● **Information given**:
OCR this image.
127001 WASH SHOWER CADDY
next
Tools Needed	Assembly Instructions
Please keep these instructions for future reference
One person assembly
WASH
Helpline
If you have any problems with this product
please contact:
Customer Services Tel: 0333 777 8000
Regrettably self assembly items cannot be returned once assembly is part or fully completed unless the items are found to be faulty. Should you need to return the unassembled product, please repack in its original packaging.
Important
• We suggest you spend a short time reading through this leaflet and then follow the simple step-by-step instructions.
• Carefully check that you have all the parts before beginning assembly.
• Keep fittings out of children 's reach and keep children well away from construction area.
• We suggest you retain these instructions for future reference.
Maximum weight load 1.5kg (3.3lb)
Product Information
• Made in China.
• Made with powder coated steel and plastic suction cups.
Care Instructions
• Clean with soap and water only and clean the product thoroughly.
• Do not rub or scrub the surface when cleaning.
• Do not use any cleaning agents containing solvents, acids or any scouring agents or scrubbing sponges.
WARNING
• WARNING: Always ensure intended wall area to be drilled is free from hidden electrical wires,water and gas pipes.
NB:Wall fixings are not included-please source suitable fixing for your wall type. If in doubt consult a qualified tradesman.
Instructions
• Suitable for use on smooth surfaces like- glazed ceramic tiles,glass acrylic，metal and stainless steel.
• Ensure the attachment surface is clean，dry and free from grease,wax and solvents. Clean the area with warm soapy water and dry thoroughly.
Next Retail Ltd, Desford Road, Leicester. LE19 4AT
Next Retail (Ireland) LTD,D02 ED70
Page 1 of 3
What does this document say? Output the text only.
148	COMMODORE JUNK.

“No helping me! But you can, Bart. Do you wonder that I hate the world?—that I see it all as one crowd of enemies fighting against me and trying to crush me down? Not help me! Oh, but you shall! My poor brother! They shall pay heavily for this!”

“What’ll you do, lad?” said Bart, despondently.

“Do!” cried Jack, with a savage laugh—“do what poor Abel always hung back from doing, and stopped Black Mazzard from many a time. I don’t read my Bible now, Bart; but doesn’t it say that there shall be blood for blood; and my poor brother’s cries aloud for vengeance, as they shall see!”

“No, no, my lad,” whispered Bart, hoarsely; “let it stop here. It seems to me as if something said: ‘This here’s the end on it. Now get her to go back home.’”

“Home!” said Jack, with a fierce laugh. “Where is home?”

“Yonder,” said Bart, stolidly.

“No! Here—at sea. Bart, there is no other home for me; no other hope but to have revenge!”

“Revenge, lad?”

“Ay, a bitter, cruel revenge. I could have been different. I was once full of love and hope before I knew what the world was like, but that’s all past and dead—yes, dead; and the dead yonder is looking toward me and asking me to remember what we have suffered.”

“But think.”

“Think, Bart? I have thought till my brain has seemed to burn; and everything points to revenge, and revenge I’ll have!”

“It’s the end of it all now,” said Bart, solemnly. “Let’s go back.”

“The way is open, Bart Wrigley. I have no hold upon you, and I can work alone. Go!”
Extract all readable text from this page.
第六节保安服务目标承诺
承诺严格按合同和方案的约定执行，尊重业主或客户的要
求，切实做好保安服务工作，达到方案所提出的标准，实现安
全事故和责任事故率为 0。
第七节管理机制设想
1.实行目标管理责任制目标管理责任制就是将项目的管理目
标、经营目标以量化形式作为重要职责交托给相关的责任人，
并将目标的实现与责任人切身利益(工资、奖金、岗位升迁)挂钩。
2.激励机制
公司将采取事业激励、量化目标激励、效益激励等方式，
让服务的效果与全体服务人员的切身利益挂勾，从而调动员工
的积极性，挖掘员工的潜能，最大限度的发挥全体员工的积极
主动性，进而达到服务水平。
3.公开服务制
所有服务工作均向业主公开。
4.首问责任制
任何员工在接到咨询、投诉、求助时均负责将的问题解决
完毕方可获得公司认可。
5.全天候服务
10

● **Goal**: Give only the number of lines in the listing above that include the string "these".

● **Exercise result**: 2